[Start]

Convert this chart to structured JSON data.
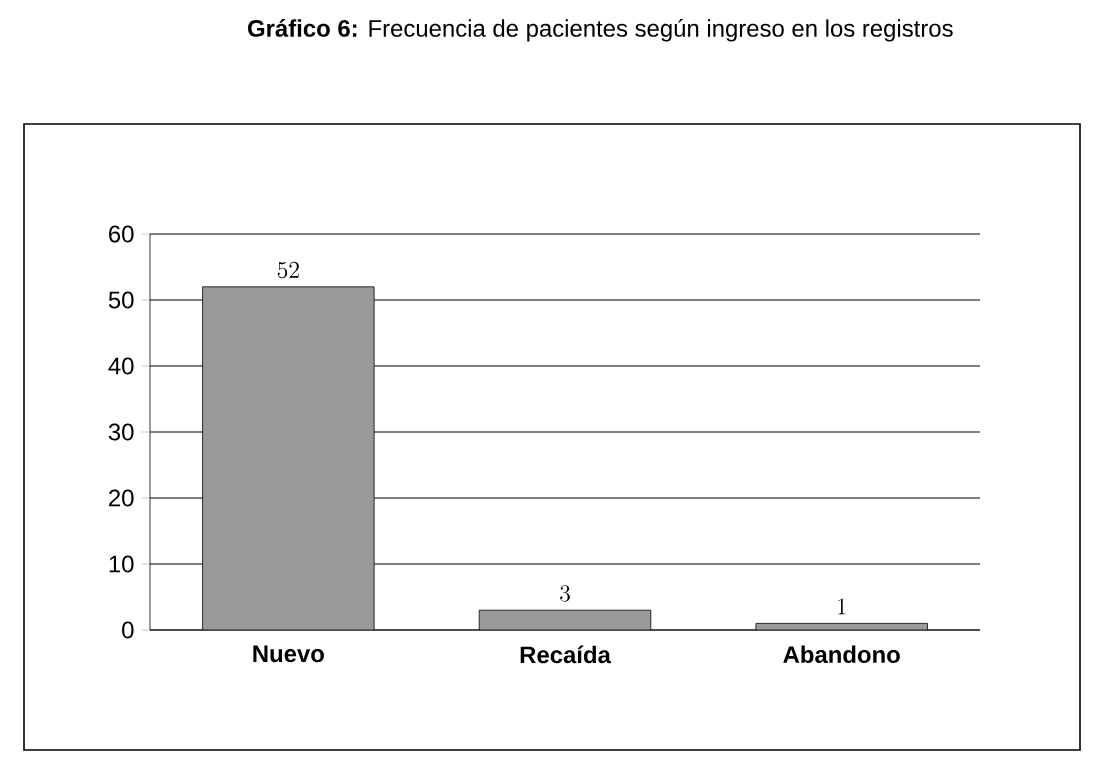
{
  "chart_data": {
    "type": "bar",
    "title": "**Gráfico 6:** Frecuencia de pacientes según ingreso en los registros",
    "categories": [
      "Nuevo",
      "Recaída",
      "Abandono"
    ],
    "values": [
      52,
      3,
      1
    ],
    "color": "#9a9a9a",
    "ylim": [
      0,
      60
    ],
    "yticks": [
      0,
      10,
      20,
      30,
      40,
      50,
      60
    ],
    "grid": "y",
    "data_labels": true
  }
}
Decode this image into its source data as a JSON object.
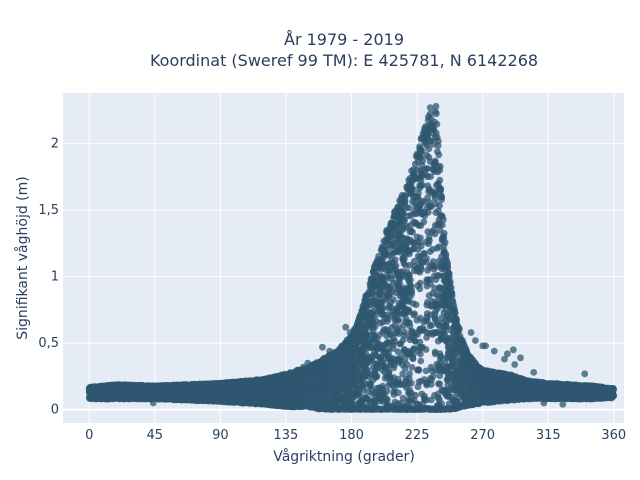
{
  "chart_data": {
    "type": "scatter",
    "title": "År 1979 - 2019",
    "subtitle": "Koordinat (Sweref 99 TM): E 425781, N 6142268",
    "xlabel": "Vågriktning (grader)",
    "ylabel": "Signifikant våghöjd (m)",
    "xlim": [
      -18,
      367
    ],
    "ylim": [
      -0.1,
      2.38
    ],
    "xticks": [
      0,
      45,
      90,
      135,
      180,
      225,
      270,
      315,
      360
    ],
    "xtick_labels": [
      "0",
      "45",
      "90",
      "135",
      "180",
      "225",
      "270",
      "315",
      "360"
    ],
    "yticks": [
      0,
      0.5,
      1,
      1.5,
      2
    ],
    "ytick_labels": [
      "0",
      "0,5",
      "1",
      "1,5",
      "2"
    ],
    "grid": true,
    "legend": "none",
    "marker_color": "#2f5770",
    "background_color": "#e5ecf6",
    "envelope": {
      "x": [
        0,
        20,
        45,
        90,
        120,
        135,
        150,
        160,
        170,
        175,
        180,
        185,
        190,
        195,
        200,
        205,
        210,
        215,
        220,
        225,
        228,
        230,
        233,
        235,
        238,
        240,
        242,
        245,
        250,
        255,
        260,
        265,
        270,
        280,
        290,
        300,
        315,
        330,
        345,
        360
      ],
      "y_max": [
        0.17,
        0.19,
        0.18,
        0.2,
        0.23,
        0.27,
        0.32,
        0.38,
        0.44,
        0.5,
        0.56,
        0.68,
        0.86,
        1.05,
        1.22,
        1.38,
        1.5,
        1.62,
        1.76,
        1.95,
        2.05,
        2.12,
        2.22,
        2.27,
        2.25,
        2.0,
        1.6,
        1.2,
        0.8,
        0.55,
        0.42,
        0.35,
        0.3,
        0.28,
        0.26,
        0.22,
        0.2,
        0.19,
        0.18,
        0.16
      ],
      "y_min": [
        0.08,
        0.08,
        0.08,
        0.06,
        0.04,
        0.02,
        0.02,
        0.0,
        0.0,
        0.0,
        0.0,
        0.0,
        0.0,
        0.0,
        0.0,
        0.0,
        0.0,
        0.0,
        0.0,
        0.0,
        0.0,
        0.0,
        0.0,
        0.0,
        0.0,
        0.0,
        0.0,
        0.0,
        0.0,
        0.02,
        0.03,
        0.04,
        0.05,
        0.06,
        0.07,
        0.08,
        0.08,
        0.08,
        0.08,
        0.09
      ]
    },
    "outliers": [
      {
        "x": 176,
        "y": 0.62
      },
      {
        "x": 179,
        "y": 0.58
      },
      {
        "x": 165,
        "y": 0.44
      },
      {
        "x": 160,
        "y": 0.47
      },
      {
        "x": 150,
        "y": 0.35
      },
      {
        "x": 147,
        "y": 0.32
      },
      {
        "x": 247,
        "y": 0.78
      },
      {
        "x": 254,
        "y": 0.61
      },
      {
        "x": 262,
        "y": 0.58
      },
      {
        "x": 265,
        "y": 0.52
      },
      {
        "x": 270,
        "y": 0.48
      },
      {
        "x": 272,
        "y": 0.48
      },
      {
        "x": 278,
        "y": 0.44
      },
      {
        "x": 285,
        "y": 0.38
      },
      {
        "x": 287,
        "y": 0.42
      },
      {
        "x": 291,
        "y": 0.45
      },
      {
        "x": 296,
        "y": 0.39
      },
      {
        "x": 292,
        "y": 0.34
      },
      {
        "x": 305,
        "y": 0.28
      },
      {
        "x": 340,
        "y": 0.27
      },
      {
        "x": 325,
        "y": 0.04
      },
      {
        "x": 312,
        "y": 0.05
      },
      {
        "x": 44,
        "y": 0.05
      },
      {
        "x": 104,
        "y": 0.05
      },
      {
        "x": 238,
        "y": 2.28
      },
      {
        "x": 234,
        "y": 2.27
      }
    ]
  }
}
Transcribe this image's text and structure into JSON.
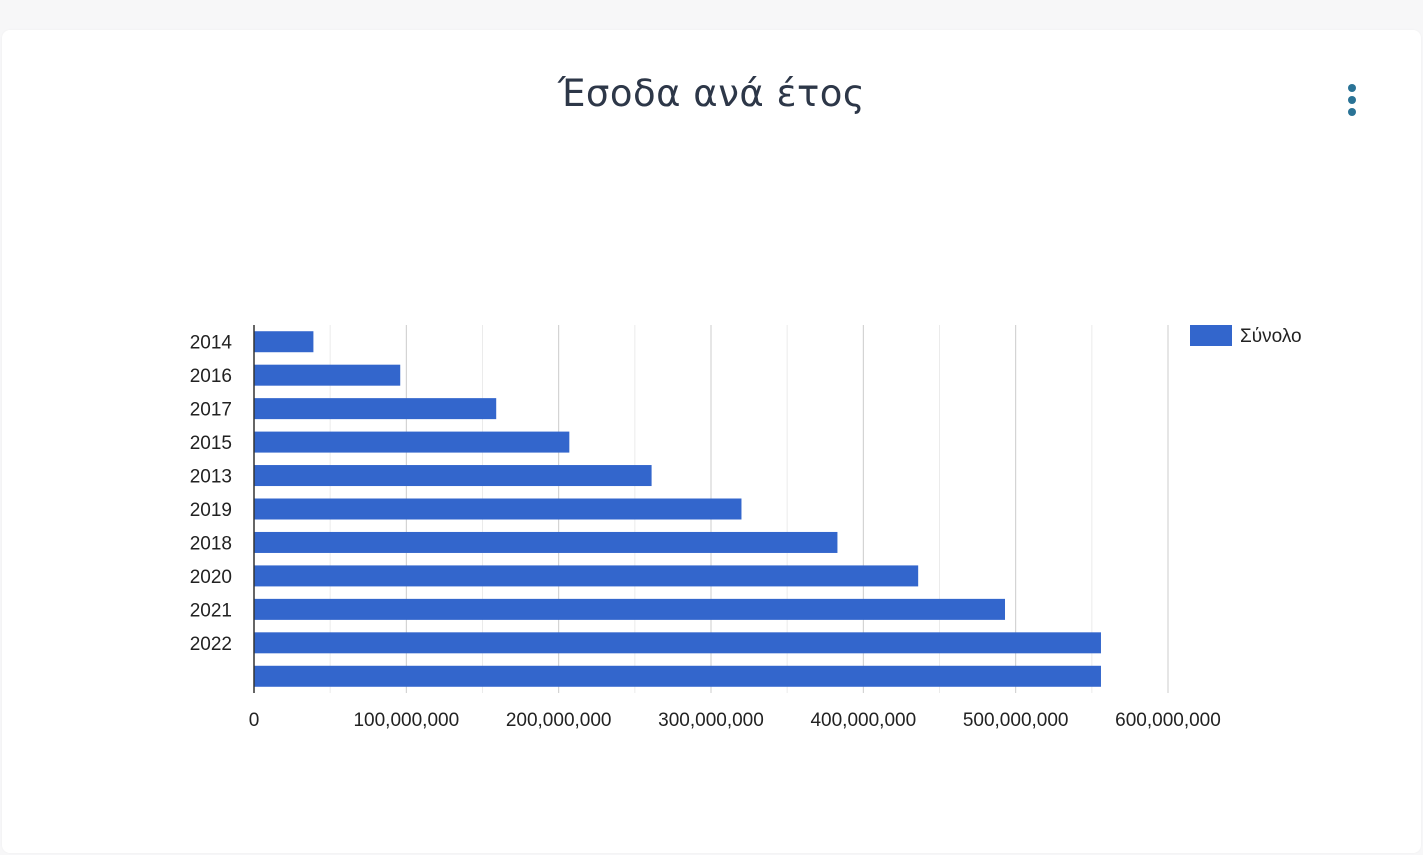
{
  "card": {
    "title": "Έσοδα ανά έτος",
    "menu_icon": "more-vertical-icon"
  },
  "colors": {
    "bar": "#3366cc",
    "menu": "#2a7396",
    "grid_major": "#cccccc",
    "grid_minor": "#ebebeb",
    "axis": "#333333"
  },
  "chart_data": {
    "type": "bar",
    "orientation": "horizontal",
    "title": "Έσοδα ανά έτος",
    "categories": [
      "2014",
      "2016",
      "2017",
      "2015",
      "2013",
      "2019",
      "2018",
      "2020",
      "2021",
      "2022",
      ""
    ],
    "series": [
      {
        "name": "Σύνολο",
        "values": [
          39000000,
          96000000,
          159000000,
          207000000,
          261000000,
          320000000,
          383000000,
          436000000,
          493000000,
          556000000,
          556000000
        ]
      }
    ],
    "xlim": [
      0,
      600000000
    ],
    "xticks": [
      0,
      100000000,
      200000000,
      300000000,
      400000000,
      500000000,
      600000000
    ],
    "xtick_labels": [
      "0",
      "100,000,000",
      "200,000,000",
      "300,000,000",
      "400,000,000",
      "500,000,000",
      "600,000,000"
    ],
    "grid": true,
    "legend": "right"
  }
}
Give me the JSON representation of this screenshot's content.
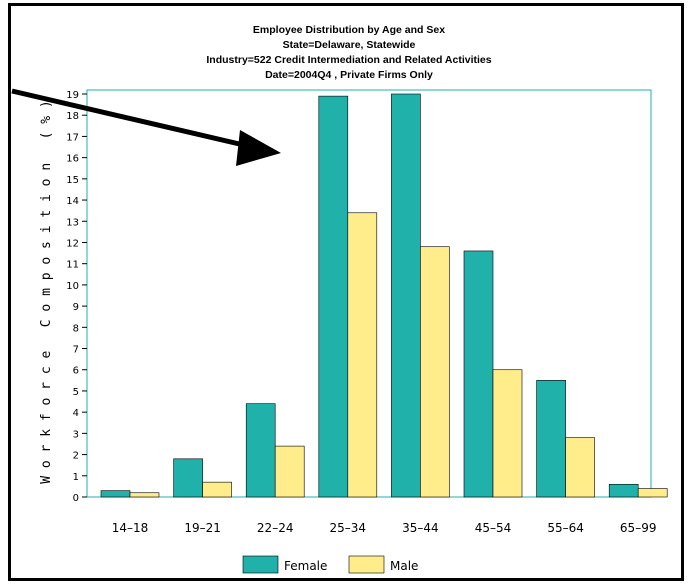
{
  "chart_data": {
    "type": "bar",
    "title": "Employee Distribution by Age and Sex",
    "subtitle_lines": [
      "State=Delaware, Statewide",
      "Industry=522 Credit Intermediation and Related Activities",
      "Date=2004Q4 , Private Firms Only"
    ],
    "xlabel": "",
    "ylabel": "Workforce Composition (%)",
    "ylim": [
      0,
      19
    ],
    "yticks": [
      0,
      1,
      2,
      3,
      4,
      5,
      6,
      7,
      8,
      9,
      10,
      11,
      12,
      13,
      14,
      15,
      16,
      17,
      18,
      19
    ],
    "categories": [
      "14–18",
      "19–21",
      "22–24",
      "25–34",
      "35–44",
      "45–54",
      "55–64",
      "65–99"
    ],
    "series": [
      {
        "name": "Female",
        "color": "#20b2aa",
        "values": [
          0.3,
          1.8,
          4.4,
          18.9,
          19.0,
          11.6,
          5.5,
          0.6
        ]
      },
      {
        "name": "Male",
        "color": "#ffec8b",
        "values": [
          0.2,
          0.7,
          2.4,
          13.4,
          11.8,
          6.0,
          2.8,
          0.4
        ]
      }
    ],
    "legend_position": "bottom",
    "grid": false,
    "annotation": "arrow pointing to the 25–34 bars"
  }
}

[End]

INSTRUCTIONS TO FOLLOW – Beginning with the line with "Give me the", repeat the entries above exactly, up to and including the last line, leaving out pictures.

EXERCISE RESPONSE –
Give me the JSON representation of this screenshot's content.
{
  "chart_data": {
    "type": "bar",
    "title": "Employee Distribution by Age and Sex",
    "subtitle_lines": [
      "State=Delaware, Statewide",
      "Industry=522 Credit Intermediation and Related Activities",
      "Date=2004Q4 , Private Firms Only"
    ],
    "xlabel": "",
    "ylabel": "Workforce Composition (%)",
    "ylim": [
      0,
      19
    ],
    "yticks": [
      0,
      1,
      2,
      3,
      4,
      5,
      6,
      7,
      8,
      9,
      10,
      11,
      12,
      13,
      14,
      15,
      16,
      17,
      18,
      19
    ],
    "categories": [
      "14–18",
      "19–21",
      "22–24",
      "25–34",
      "35–44",
      "45–54",
      "55–64",
      "65–99"
    ],
    "series": [
      {
        "name": "Female",
        "color": "#20b2aa",
        "values": [
          0.3,
          1.8,
          4.4,
          18.9,
          19.0,
          11.6,
          5.5,
          0.6
        ]
      },
      {
        "name": "Male",
        "color": "#ffec8b",
        "values": [
          0.2,
          0.7,
          2.4,
          13.4,
          11.8,
          6.0,
          2.8,
          0.4
        ]
      }
    ],
    "legend_position": "bottom",
    "grid": false,
    "annotation": "arrow pointing to the 25–34 bars"
  }
}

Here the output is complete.